▸ **Your task**:
Extend the film reviews below, picking up right after their last sentence.

▸ **Text shown**:
-- Begin --

The fly proves surprisingly resilient, though, despite many attempts to kill him, and you will have to suspend your disbelief much farther than just that. There will be scenes here involving our intrepid winged hero transferring gunpowder one tiny bucket after another; the antagonist cutting through his own safe with a plasma cutter (and things going horribly wrong as a result); a shaman injecting evil spirit into some birds that are then supposed to catch Makkhi; and some slowed down moments meant to make the fly look downright sexy. My personal favourite? The fly causing a head-on collision of a car and a truck, and then writing a message on the windshield with his little cute fly paws, telling his nemesis I WILL KILL YOU just as the movie pauses for what in India is apparently called an “interval.”

Yes. Makkhi is absurd, insane, over-the-top, melodramatic. Horror follows comedy follows romance follows pathos. The many special effects will be very close-up- and slow-motion-heavy and for Shiva’s sake, I was just kidding: there’s nothing cute about that fly. But did I really truly understand this movie? I very much doubt it. It not only was played back from a pirated Video CD, with no subtitles and many problems with sound; it was also made in and for a country I struggle with getting. “Wait until you hear the story of the god turned into 100 vaginas,” said my friend, and perhaps in a culture with such a rich practice of storytelling, this tale of quite an uncommon housefly fits in much easier.

There was also something else. It was my first time in India. Barely three days in, my body was already exhausted by oppressive heat and incessant mosquito attacks; my eyes, ears, nostrils overloaded with stimuli; my brain tired of labeling experiences as uncanny valleys and cargo cults, as my own closed-mindedness wanted to desperately pattern match the current unknowns with what I’ve seen before. But this unusual take on a blockbuster, even with its inane premise, mutated tropes, and surprises waiting around every corner, was a movie. A movie that we all watched, laughed at, commented during, and dissected later. And in this uncomfortable country eight thousand miles away, struggling with not as much understanding things but even just taking them in – I was amazed how just simply watching a movie, no matter how alien, could make me feel right at home.


Safety Not Guaranteed

2012
★★★★

Why would you go back in time? To get rich? For fun? Because you want a second chance? Because you dream of fixing a mistake? Because you’re unhappy with who you grew up to be?

-- End --

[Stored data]
-- Begin --

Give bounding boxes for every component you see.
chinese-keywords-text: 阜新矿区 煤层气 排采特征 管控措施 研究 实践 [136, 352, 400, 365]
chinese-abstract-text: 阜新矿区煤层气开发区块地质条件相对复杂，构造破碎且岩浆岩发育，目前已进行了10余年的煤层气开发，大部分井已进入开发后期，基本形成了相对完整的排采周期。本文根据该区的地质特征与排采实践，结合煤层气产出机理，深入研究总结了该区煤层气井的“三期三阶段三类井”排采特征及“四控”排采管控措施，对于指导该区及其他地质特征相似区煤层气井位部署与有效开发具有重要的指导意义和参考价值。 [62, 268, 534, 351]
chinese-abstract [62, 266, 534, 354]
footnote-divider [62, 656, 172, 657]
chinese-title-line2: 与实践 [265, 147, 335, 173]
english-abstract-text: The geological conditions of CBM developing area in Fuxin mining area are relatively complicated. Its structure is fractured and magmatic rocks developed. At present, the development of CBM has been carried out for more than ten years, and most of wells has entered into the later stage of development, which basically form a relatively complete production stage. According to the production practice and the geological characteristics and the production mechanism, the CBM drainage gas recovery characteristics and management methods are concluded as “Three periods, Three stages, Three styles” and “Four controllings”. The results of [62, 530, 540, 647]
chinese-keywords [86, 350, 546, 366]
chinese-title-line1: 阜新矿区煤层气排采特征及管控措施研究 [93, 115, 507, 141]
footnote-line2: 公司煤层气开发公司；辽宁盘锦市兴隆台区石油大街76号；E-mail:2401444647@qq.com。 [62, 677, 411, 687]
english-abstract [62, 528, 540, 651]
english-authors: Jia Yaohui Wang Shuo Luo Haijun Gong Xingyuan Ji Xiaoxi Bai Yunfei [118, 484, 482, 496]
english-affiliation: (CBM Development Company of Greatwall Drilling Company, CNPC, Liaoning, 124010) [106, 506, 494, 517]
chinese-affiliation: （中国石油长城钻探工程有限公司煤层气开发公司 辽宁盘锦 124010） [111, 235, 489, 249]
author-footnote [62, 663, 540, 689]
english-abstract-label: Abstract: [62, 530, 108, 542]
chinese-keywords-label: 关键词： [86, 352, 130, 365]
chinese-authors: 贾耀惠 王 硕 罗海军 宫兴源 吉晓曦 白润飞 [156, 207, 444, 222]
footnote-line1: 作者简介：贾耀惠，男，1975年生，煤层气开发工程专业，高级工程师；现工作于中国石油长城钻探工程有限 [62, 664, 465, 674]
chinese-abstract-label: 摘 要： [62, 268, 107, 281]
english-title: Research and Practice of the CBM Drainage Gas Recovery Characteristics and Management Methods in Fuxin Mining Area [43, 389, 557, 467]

-- End --

▸ **Reply**:
Good time travel movies are not about time travel, just like good westerns are not about guns and horses, and good heist films don’t focus exclusively on the money or the mechanics of breaking in. Safety not guaranteed is ostensibly a time-travel comedy, but in its cleverness, warmth and sincerity, it resembles not as much Hot tub time machine, as it does K-PAX and Lars and the real girl.

I loved both of those movies, and I loved this one too. I’ve always been drawn to stories of scientists – fiction and non-fiction alike – toiling away at their crazy inventions in their lone laboratories, misunderstood if not entirely forgotten by the rest of the world. It barely mattered whether they were crazy or not, or whether their inventions made any sense; I envied them the utter conviction and faith they had in the little universes they created and held onto.

This feeling resurfaced as I was watching the movie, and I realized that perhaps time travel here is just a metaphor; perhaps each one of us has a dream, a belief, a little unique personal tautology that we’d love to tell to someone, anyone – but, out of fear of embarrassment or rejection, we probably never will. This brilliant movie is about what could happen if you did.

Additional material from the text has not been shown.